Data items:
□ □ □ □ □
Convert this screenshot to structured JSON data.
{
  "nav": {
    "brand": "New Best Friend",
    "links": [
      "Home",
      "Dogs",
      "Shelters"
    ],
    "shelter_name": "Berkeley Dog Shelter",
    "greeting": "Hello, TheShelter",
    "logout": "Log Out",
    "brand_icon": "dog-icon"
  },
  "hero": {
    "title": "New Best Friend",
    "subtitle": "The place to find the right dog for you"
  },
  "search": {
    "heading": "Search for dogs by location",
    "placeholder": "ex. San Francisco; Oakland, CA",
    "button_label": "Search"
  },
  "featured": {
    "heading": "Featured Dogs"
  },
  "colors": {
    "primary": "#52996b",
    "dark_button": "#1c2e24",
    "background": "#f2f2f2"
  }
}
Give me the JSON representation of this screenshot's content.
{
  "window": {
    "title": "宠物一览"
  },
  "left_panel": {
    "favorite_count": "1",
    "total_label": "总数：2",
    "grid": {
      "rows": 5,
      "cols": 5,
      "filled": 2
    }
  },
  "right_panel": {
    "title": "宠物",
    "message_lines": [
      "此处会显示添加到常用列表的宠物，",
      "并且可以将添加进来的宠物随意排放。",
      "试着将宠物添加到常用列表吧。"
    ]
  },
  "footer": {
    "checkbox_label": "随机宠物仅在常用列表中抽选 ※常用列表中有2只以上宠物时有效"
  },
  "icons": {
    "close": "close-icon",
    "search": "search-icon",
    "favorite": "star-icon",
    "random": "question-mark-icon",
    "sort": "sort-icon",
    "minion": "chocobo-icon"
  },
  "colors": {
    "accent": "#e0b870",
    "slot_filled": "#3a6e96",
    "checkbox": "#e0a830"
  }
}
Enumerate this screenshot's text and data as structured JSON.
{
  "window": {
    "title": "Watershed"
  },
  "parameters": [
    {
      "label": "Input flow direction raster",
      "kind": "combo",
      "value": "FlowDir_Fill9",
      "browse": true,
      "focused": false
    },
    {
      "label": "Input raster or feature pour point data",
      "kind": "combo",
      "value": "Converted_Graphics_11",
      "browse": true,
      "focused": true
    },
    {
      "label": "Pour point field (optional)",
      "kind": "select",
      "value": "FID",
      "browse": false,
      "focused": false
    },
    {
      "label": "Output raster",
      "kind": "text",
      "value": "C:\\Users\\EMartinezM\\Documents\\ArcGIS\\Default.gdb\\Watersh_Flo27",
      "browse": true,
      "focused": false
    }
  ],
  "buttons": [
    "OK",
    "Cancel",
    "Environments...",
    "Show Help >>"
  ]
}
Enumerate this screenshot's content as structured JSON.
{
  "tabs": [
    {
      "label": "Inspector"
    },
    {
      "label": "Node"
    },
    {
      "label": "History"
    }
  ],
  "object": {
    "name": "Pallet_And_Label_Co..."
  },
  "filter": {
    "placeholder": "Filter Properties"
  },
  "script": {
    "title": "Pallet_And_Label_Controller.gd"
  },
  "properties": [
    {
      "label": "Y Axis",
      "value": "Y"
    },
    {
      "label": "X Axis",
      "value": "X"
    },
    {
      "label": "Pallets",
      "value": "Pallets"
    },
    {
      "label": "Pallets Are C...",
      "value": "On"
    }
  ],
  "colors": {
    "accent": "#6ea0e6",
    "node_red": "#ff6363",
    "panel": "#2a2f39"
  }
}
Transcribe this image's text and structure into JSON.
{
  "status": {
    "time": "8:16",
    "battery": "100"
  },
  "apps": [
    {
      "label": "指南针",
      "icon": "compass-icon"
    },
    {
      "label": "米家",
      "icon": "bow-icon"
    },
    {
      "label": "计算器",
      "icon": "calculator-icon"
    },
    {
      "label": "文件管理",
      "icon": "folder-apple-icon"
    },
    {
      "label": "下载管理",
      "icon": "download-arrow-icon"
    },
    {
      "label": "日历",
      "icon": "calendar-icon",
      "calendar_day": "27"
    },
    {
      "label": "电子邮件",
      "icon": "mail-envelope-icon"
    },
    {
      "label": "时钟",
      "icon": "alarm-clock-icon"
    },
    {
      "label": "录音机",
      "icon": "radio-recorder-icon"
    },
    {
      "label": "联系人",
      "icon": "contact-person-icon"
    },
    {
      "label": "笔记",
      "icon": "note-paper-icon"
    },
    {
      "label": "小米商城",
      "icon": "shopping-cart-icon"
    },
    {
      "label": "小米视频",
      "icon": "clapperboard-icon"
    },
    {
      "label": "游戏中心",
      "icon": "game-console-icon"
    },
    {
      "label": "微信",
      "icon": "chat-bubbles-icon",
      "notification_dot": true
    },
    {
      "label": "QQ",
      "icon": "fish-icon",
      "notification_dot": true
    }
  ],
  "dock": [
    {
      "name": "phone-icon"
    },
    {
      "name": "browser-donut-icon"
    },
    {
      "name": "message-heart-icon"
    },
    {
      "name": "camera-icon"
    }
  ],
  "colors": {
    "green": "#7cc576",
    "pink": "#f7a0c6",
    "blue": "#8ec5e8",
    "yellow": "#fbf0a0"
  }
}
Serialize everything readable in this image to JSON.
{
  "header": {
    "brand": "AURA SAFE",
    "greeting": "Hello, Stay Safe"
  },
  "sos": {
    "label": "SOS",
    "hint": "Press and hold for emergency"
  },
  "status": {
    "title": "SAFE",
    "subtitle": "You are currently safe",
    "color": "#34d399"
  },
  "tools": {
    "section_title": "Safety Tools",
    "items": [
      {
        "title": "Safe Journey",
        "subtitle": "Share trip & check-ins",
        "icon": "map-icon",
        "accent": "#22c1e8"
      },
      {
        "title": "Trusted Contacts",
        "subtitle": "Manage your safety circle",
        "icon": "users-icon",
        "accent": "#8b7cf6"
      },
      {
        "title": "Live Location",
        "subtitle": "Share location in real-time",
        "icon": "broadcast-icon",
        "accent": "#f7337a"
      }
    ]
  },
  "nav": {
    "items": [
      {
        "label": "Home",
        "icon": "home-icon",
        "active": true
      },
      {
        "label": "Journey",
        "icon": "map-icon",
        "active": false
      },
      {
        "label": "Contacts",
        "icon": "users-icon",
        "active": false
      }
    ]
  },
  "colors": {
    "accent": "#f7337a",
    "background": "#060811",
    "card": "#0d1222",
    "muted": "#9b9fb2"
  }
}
□ □ □ □ □
=== TASK DETAILS ===
Extract each line from the entries above that contains the string "text".

=== FULL OUTPUT ===
Enumerate this screenshot's text and data as structured JSON.
      "kind": "text",
Transcribe this image's text and structure into JSON.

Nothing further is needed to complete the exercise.